## Records to process
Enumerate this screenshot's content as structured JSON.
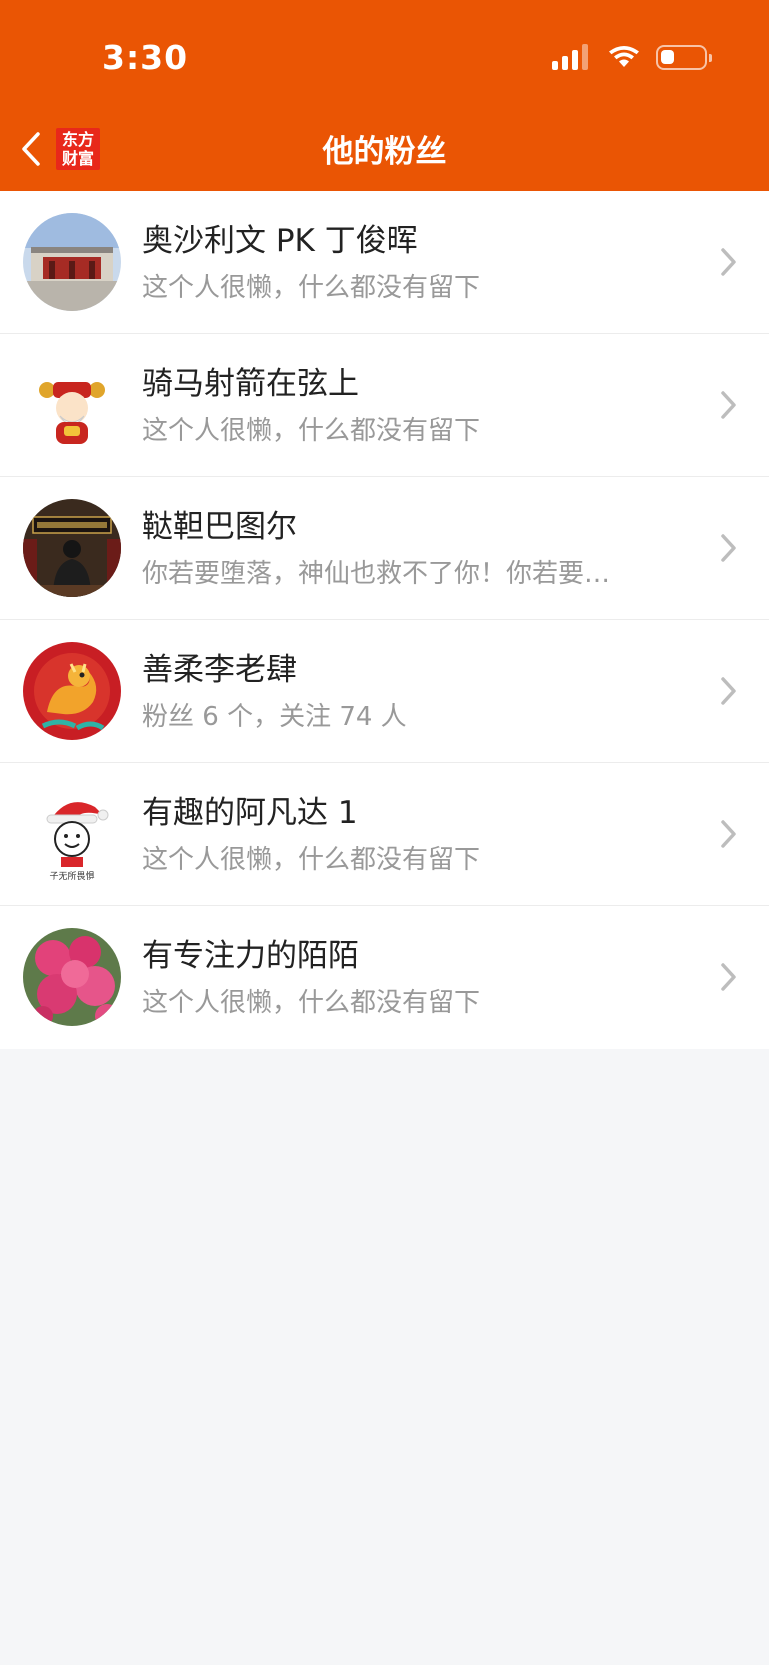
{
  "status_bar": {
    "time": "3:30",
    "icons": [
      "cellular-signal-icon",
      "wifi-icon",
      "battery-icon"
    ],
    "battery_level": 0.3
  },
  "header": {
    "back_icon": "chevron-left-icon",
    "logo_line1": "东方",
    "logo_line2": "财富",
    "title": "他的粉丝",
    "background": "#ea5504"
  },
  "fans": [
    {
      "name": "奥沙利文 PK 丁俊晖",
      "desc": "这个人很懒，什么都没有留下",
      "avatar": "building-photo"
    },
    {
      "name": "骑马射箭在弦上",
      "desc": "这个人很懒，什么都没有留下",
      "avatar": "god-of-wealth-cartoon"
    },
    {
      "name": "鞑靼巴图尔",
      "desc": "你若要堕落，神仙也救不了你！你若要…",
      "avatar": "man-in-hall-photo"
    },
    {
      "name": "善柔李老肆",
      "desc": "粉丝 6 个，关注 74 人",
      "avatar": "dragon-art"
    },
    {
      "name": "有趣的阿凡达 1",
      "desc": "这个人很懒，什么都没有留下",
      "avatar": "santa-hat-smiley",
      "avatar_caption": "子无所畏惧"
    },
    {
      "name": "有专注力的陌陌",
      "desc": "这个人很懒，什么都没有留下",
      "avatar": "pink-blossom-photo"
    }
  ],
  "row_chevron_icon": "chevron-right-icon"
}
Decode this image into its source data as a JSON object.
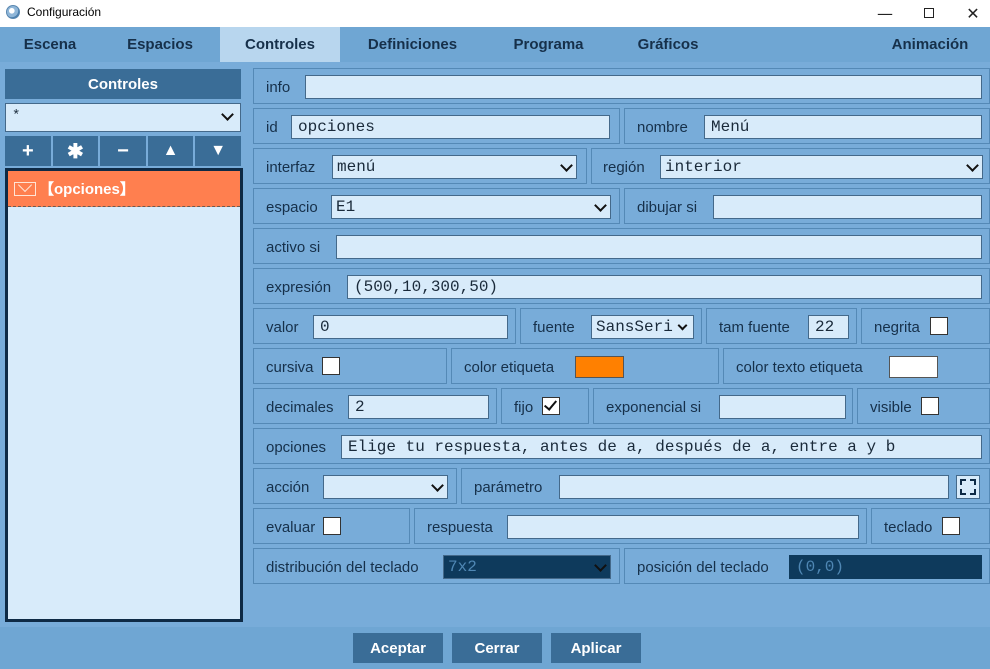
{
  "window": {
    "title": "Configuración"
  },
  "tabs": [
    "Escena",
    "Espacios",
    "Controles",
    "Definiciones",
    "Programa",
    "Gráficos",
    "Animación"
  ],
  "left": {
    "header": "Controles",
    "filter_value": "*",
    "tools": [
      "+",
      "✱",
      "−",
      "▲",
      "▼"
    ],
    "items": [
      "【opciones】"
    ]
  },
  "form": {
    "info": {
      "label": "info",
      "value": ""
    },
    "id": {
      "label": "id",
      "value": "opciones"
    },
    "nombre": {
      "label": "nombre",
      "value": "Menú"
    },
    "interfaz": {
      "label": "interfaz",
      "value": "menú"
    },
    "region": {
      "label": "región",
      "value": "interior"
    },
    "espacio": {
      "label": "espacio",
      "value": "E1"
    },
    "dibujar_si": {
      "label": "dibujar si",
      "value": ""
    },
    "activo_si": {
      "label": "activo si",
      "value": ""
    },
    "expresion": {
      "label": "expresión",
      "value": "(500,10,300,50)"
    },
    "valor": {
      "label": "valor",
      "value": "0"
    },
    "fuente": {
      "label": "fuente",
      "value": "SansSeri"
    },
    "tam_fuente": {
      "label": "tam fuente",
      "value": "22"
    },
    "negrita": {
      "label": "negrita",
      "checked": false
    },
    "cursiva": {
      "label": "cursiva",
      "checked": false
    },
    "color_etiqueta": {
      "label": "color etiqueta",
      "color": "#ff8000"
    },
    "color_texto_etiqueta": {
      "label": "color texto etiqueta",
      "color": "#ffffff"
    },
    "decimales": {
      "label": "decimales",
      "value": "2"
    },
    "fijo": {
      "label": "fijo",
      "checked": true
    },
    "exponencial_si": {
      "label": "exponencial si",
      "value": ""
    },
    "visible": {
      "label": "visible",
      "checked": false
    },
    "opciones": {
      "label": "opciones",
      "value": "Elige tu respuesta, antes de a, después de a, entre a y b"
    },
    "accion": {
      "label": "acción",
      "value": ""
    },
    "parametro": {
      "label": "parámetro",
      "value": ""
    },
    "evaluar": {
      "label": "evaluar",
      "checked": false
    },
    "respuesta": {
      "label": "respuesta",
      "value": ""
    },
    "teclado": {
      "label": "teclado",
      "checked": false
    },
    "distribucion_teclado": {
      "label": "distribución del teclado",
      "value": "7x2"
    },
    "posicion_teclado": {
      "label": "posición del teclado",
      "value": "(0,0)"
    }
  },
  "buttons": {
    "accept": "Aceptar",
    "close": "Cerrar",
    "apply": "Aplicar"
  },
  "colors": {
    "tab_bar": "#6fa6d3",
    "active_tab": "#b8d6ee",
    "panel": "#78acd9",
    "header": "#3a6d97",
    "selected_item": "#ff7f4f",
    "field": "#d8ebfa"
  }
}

## The problem
Output all the records, word for word, with no pictures in the copy.

## Output for this task
Enumerate this screenshot's content as structured JSON.
{
  "status_bar": {
    "time": "3:30",
    "icons": [
      "cellular-signal-icon",
      "wifi-icon",
      "battery-icon"
    ],
    "battery_level": 0.3
  },
  "header": {
    "back_icon": "chevron-left-icon",
    "logo_line1": "东方",
    "logo_line2": "财富",
    "title": "他的粉丝",
    "background": "#ea5504"
  },
  "fans": [
    {
      "name": "奥沙利文 PK 丁俊晖",
      "desc": "这个人很懒，什么都没有留下",
      "avatar": "building-photo"
    },
    {
      "name": "骑马射箭在弦上",
      "desc": "这个人很懒，什么都没有留下",
      "avatar": "god-of-wealth-cartoon"
    },
    {
      "name": "鞑靼巴图尔",
      "desc": "你若要堕落，神仙也救不了你！你若要…",
      "avatar": "man-in-hall-photo"
    },
    {
      "name": "善柔李老肆",
      "desc": "粉丝 6 个，关注 74 人",
      "avatar": "dragon-art"
    },
    {
      "name": "有趣的阿凡达 1",
      "desc": "这个人很懒，什么都没有留下",
      "avatar": "santa-hat-smiley",
      "avatar_caption": "子无所畏惧"
    },
    {
      "name": "有专注力的陌陌",
      "desc": "这个人很懒，什么都没有留下",
      "avatar": "pink-blossom-photo"
    }
  ],
  "row_chevron_icon": "chevron-right-icon"
}
Decode this image into its source data as a JSON object.
{
  "window": {
    "title": "Configuración"
  },
  "tabs": [
    "Escena",
    "Espacios",
    "Controles",
    "Definiciones",
    "Programa",
    "Gráficos",
    "Animación"
  ],
  "left": {
    "header": "Controles",
    "filter_value": "*",
    "tools": [
      "+",
      "✱",
      "−",
      "▲",
      "▼"
    ],
    "items": [
      "【opciones】"
    ]
  },
  "form": {
    "info": {
      "label": "info",
      "value": ""
    },
    "id": {
      "label": "id",
      "value": "opciones"
    },
    "nombre": {
      "label": "nombre",
      "value": "Menú"
    },
    "interfaz": {
      "label": "interfaz",
      "value": "menú"
    },
    "region": {
      "label": "región",
      "value": "interior"
    },
    "espacio": {
      "label": "espacio",
      "value": "E1"
    },
    "dibujar_si": {
      "label": "dibujar si",
      "value": ""
    },
    "activo_si": {
      "label": "activo si",
      "value": ""
    },
    "expresion": {
      "label": "expresión",
      "value": "(500,10,300,50)"
    },
    "valor": {
      "label": "valor",
      "value": "0"
    },
    "fuente": {
      "label": "fuente",
      "value": "SansSeri"
    },
    "tam_fuente": {
      "label": "tam fuente",
      "value": "22"
    },
    "negrita": {
      "label": "negrita",
      "checked": false
    },
    "cursiva": {
      "label": "cursiva",
      "checked": false
    },
    "color_etiqueta": {
      "label": "color etiqueta",
      "color": "#ff8000"
    },
    "color_texto_etiqueta": {
      "label": "color texto etiqueta",
      "color": "#ffffff"
    },
    "decimales": {
      "label": "decimales",
      "value": "2"
    },
    "fijo": {
      "label": "fijo",
      "checked": true
    },
    "exponencial_si": {
      "label": "exponencial si",
      "value": ""
    },
    "visible": {
      "label": "visible",
      "checked": false
    },
    "opciones": {
      "label": "opciones",
      "value": "Elige tu respuesta, antes de a, después de a, entre a y b"
    },
    "accion": {
      "label": "acción",
      "value": ""
    },
    "parametro": {
      "label": "parámetro",
      "value": ""
    },
    "evaluar": {
      "label": "evaluar",
      "checked": false
    },
    "respuesta": {
      "label": "respuesta",
      "value": ""
    },
    "teclado": {
      "label": "teclado",
      "checked": false
    },
    "distribucion_teclado": {
      "label": "distribución del teclado",
      "value": "7x2"
    },
    "posicion_teclado": {
      "label": "posición del teclado",
      "value": "(0,0)"
    }
  },
  "buttons": {
    "accept": "Aceptar",
    "close": "Cerrar",
    "apply": "Aplicar"
  },
  "colors": {
    "tab_bar": "#6fa6d3",
    "active_tab": "#b8d6ee",
    "panel": "#78acd9",
    "header": "#3a6d97",
    "selected_item": "#ff7f4f",
    "field": "#d8ebfa"
  }
}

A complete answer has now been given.